→ **Gestellte Aufgabe**
Nenne alle Personen, die im folgenden Text über den Aufstieg der Alba-Frauen mit Namen erwähnt werden.

→ **Gezeigter Textauszug**
Alba Berlin ist der erste große Basketballverein, der ab sofort mit Männern und Frauen in der 1. Bundesliga spielt. Dafür hat der Verein einiges getan

Der letzte Punkt ist Hilke Feldrappe vorbehalten. Danach brechen alle Dämme. Ihre Mitspielerinnen stürmen das Spielfeld, umarmen sich, tanzen im Kreis und schlagen dann mit den Händen aufs Parkett, das sie künftig noch viel häufiger betreten wollen. Die Männer von Alba Berlin haben schon zehn Meisterschaften errungen. Von jetzt an dürfen auch die Frauen des Klubs davon träumen. Mit 99:71 bezwingen sie die Rhein-Main-Baskets aus Langen auch im Rückspiel der Aufstiegsrunde und qualifizieren sich erstmals in der Vereinsgeschichte für die 1. Bundesliga. Sie erreichen damit ein Ziel, das sie vor wenigen Monaten noch nicht einmal laut ausgesprochen haben.

Schon nach drei Vierteln des zuvor nicht so einseitig erwarteten Duells spenden die 2200 Zuschauer stehenden Applaus. Einer von denen, die an diesem Karfreitag schon am Nachmittag den Weg in die Arena am Ostbahnhof gefunden haben, ist Louis Olinde. Der Nationalspieler spielt hier jede Woche mit Albas Männerteam. Er wird am selben Abend in der Bundesliga noch auf dieselben Körbe werfen. Diesmal aber ist er früher in der Halle als sonst: »Ich kenne unsere Frauen. Man sieht sich ja oft in der Trainingshalle. Ich war auch beim ersten Playoff-Spiel dabei, als unser Spielplan das endlich mal zugelassen hat«, sagt er. Olinde ist nicht der einzige Spieler vom Männerteam auf den Rängen, auch ihr Coach Israel Gonzalez sitzt im Publikum. Alba sei eine große Familie, heißt es immer wieder. Hier scheint es zu stimmen. »Ich finde es cool, dass auch das Frauenteam jetzt professioneller wird«, sagt Olinde, bevor er zum Aufwärmen in die Kabine verschwindet.

(Einträge des Layout-Datensatzes)
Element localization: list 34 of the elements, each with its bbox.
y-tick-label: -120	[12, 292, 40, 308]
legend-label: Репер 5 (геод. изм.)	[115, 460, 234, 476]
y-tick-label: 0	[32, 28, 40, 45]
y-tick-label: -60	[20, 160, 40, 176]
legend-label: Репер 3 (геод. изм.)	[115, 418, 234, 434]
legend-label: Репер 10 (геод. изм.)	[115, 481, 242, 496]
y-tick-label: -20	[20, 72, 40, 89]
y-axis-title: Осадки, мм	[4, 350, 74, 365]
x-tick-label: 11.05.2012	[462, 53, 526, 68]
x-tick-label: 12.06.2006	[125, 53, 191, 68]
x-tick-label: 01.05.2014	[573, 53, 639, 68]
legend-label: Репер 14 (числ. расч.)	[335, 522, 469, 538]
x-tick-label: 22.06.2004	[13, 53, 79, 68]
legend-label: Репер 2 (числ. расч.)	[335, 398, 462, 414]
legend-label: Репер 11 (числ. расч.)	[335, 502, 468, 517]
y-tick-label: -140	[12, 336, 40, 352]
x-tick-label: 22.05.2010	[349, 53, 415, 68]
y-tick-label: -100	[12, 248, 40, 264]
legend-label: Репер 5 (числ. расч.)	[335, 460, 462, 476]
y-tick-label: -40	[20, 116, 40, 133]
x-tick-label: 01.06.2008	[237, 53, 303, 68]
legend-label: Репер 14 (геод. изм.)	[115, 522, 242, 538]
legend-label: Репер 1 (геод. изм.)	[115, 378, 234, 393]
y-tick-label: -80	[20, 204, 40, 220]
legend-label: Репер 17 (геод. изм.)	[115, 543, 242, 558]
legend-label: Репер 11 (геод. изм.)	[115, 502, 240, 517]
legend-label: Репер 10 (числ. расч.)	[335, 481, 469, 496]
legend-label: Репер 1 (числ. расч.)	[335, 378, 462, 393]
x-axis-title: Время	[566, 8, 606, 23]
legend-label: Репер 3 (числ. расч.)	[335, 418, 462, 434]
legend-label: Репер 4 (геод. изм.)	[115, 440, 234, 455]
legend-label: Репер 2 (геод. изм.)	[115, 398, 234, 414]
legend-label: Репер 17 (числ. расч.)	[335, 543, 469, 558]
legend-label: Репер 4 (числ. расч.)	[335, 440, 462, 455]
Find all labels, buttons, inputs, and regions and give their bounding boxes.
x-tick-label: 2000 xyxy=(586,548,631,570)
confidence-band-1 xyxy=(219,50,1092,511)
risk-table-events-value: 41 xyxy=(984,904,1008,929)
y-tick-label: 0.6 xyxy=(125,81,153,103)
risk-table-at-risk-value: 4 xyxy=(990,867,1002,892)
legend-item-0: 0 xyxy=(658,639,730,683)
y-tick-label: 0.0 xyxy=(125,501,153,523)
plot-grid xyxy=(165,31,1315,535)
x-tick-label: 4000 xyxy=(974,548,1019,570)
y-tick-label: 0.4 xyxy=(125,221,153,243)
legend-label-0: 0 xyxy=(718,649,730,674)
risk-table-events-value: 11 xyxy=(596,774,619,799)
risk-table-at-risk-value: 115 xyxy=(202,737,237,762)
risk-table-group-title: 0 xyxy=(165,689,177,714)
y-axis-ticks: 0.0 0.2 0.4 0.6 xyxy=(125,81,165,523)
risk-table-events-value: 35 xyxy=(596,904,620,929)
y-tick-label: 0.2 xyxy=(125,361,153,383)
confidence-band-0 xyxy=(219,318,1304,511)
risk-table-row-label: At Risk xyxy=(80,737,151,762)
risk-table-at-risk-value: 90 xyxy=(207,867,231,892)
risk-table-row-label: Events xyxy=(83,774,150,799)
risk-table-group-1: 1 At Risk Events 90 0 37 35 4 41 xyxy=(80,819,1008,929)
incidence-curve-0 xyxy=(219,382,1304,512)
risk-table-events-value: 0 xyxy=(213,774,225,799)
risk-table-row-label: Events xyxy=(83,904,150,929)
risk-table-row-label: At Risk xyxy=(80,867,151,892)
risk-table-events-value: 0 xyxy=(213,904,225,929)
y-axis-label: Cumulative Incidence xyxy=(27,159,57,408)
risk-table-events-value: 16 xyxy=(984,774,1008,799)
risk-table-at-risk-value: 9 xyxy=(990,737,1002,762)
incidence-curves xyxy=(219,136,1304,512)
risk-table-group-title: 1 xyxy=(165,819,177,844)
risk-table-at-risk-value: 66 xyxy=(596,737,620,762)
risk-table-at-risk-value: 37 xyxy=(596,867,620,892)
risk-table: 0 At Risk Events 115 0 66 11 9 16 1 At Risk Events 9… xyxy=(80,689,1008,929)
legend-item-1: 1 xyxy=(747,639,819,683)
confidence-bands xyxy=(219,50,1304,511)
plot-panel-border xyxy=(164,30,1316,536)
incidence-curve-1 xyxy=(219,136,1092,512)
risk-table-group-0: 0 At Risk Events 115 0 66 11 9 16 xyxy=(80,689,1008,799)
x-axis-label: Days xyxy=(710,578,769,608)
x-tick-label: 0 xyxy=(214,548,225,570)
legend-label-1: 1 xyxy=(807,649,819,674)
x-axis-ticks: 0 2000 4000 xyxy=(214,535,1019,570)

→ **Antwort zur Aufgabe**
Hilke Feldrappe, Louis Olinde, Israel Gonzalez